#### WORK TO COMPLETE:
Your task is to output the entries below word for word.

Collected data entries:
• • • •
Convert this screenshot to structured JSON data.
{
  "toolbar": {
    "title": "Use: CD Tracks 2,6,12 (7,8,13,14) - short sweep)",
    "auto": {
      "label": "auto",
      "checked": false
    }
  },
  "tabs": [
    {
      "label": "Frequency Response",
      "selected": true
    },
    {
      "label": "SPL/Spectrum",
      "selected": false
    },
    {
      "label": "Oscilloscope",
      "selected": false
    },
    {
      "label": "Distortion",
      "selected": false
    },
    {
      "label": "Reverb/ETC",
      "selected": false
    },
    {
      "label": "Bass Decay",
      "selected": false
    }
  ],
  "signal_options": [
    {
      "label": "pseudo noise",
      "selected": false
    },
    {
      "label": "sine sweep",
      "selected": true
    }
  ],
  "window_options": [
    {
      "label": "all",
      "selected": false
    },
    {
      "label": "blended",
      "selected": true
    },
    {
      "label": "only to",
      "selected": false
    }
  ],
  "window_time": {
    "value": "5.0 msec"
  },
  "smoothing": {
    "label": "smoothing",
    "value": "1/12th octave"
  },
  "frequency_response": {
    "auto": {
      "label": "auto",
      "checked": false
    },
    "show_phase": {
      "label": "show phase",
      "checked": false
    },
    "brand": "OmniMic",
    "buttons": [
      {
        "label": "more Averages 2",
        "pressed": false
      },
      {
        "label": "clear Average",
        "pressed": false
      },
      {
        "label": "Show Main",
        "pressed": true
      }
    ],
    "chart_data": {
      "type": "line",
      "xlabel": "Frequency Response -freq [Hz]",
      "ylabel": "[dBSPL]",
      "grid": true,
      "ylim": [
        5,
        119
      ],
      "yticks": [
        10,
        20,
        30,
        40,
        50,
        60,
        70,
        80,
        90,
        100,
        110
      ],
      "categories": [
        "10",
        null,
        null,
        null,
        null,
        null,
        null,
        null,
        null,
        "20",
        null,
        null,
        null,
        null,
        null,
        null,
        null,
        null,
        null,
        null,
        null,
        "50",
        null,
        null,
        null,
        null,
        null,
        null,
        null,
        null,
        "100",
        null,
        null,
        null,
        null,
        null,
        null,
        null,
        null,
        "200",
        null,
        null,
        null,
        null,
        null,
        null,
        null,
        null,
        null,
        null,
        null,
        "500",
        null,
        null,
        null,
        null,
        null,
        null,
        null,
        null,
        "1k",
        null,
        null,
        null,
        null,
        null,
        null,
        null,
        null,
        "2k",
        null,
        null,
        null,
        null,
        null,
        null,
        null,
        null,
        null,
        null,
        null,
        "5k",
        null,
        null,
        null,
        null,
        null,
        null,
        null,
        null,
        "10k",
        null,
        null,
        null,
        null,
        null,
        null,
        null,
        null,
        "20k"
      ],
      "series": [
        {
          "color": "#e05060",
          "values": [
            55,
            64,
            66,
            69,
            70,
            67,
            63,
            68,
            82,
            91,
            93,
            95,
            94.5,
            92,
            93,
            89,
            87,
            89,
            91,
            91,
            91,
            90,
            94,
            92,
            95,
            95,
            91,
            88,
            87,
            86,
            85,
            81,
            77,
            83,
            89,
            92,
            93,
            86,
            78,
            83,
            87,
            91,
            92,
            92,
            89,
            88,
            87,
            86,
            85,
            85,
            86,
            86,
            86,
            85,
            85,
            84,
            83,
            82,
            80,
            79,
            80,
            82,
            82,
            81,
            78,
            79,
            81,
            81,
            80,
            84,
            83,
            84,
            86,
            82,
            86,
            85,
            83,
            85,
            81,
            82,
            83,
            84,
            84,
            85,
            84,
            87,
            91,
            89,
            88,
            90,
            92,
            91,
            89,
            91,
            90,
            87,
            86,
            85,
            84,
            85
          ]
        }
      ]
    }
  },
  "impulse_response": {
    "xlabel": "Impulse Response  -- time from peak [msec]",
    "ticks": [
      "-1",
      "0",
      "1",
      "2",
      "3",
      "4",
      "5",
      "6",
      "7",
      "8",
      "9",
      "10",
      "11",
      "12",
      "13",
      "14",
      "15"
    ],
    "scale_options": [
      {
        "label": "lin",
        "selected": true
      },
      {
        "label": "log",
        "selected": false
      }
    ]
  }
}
• • • •
#### SOLUTION FOR THIS EXERCISE:
Convert this screenshot to structured JSON data.
{
  "toolbar": {
    "title": "Use: CD Tracks 2,6,12 (7,8,13,14) - short sweep)",
    "auto": {
      "label": "auto",
      "checked": false
    }
  },
  "tabs": [
    {
      "label": "Frequency Response",
      "selected": true
    },
    {
      "label": "SPL/Spectrum",
      "selected": false
    },
    {
      "label": "Oscilloscope",
      "selected": false
    },
    {
      "label": "Distortion",
      "selected": false
    },
    {
      "label": "Reverb/ETC",
      "selected": false
    },
    {
      "label": "Bass Decay",
      "selected": false
    }
  ],
  "signal_options": [
    {
      "label": "pseudo noise",
      "selected": false
    },
    {
      "label": "sine sweep",
      "selected": true
    }
  ],
  "window_options": [
    {
      "label": "all",
      "selected": false
    },
    {
      "label": "blended",
      "selected": true
    },
    {
      "label": "only to",
      "selected": false
    }
  ],
  "window_time": {
    "value": "5.0 msec"
  },
  "smoothing": {
    "label": "smoothing",
    "value": "1/12th octave"
  },
  "frequency_response": {
    "auto": {
      "label": "auto",
      "checked": false
    },
    "show_phase": {
      "label": "show phase",
      "checked": false
    },
    "brand": "OmniMic",
    "buttons": [
      {
        "label": "more Averages 2",
        "pressed": false
      },
      {
        "label": "clear Average",
        "pressed": false
      },
      {
        "label": "Show Main",
        "pressed": true
      }
    ],
    "chart_data": {
      "type": "line",
      "xlabel": "Frequency Response -freq [Hz]",
      "ylabel": "[dBSPL]",
      "grid": true,
      "ylim": [
        5,
        119
      ],
      "yticks": [
        10,
        20,
        30,
        40,
        50,
        60,
        70,
        80,
        90,
        100,
        110
      ],
      "categories": [
        "10",
        null,
        null,
        null,
        null,
        null,
        null,
        null,
        null,
        "20",
        null,
        null,
        null,
        null,
        null,
        null,
        null,
        null,
        null,
        null,
        null,
        "50",
        null,
        null,
        null,
        null,
        null,
        null,
        null,
        null,
        "100",
        null,
        null,
        null,
        null,
        null,
        null,
        null,
        null,
        "200",
        null,
        null,
        null,
        null,
        null,
        null,
        null,
        null,
        null,
        null,
        null,
        "500",
        null,
        null,
        null,
        null,
        null,
        null,
        null,
        null,
        "1k",
        null,
        null,
        null,
        null,
        null,
        null,
        null,
        null,
        "2k",
        null,
        null,
        null,
        null,
        null,
        null,
        null,
        null,
        null,
        null,
        null,
        "5k",
        null,
        null,
        null,
        null,
        null,
        null,
        null,
        null,
        "10k",
        null,
        null,
        null,
        null,
        null,
        null,
        null,
        null,
        "20k"
      ],
      "series": [
        {
          "color": "#e05060",
          "values": [
            55,
            64,
            66,
            69,
            70,
            67,
            63,
            68,
            82,
            91,
            93,
            95,
            94.5,
            92,
            93,
            89,
            87,
            89,
            91,
            91,
            91,
            90,
            94,
            92,
            95,
            95,
            91,
            88,
            87,
            86,
            85,
            81,
            77,
            83,
            89,
            92,
            93,
            86,
            78,
            83,
            87,
            91,
            92,
            92,
            89,
            88,
            87,
            86,
            85,
            85,
            86,
            86,
            86,
            85,
            85,
            84,
            83,
            82,
            80,
            79,
            80,
            82,
            82,
            81,
            78,
            79,
            81,
            81,
            80,
            84,
            83,
            84,
            86,
            82,
            86,
            85,
            83,
            85,
            81,
            82,
            83,
            84,
            84,
            85,
            84,
            87,
            91,
            89,
            88,
            90,
            92,
            91,
            89,
            91,
            90,
            87,
            86,
            85,
            84,
            85
          ]
        }
      ]
    }
  },
  "impulse_response": {
    "xlabel": "Impulse Response  -- time from peak [msec]",
    "ticks": [
      "-1",
      "0",
      "1",
      "2",
      "3",
      "4",
      "5",
      "6",
      "7",
      "8",
      "9",
      "10",
      "11",
      "12",
      "13",
      "14",
      "15"
    ],
    "scale_options": [
      {
        "label": "lin",
        "selected": true
      },
      {
        "label": "log",
        "selected": false
      }
    ]
  }
}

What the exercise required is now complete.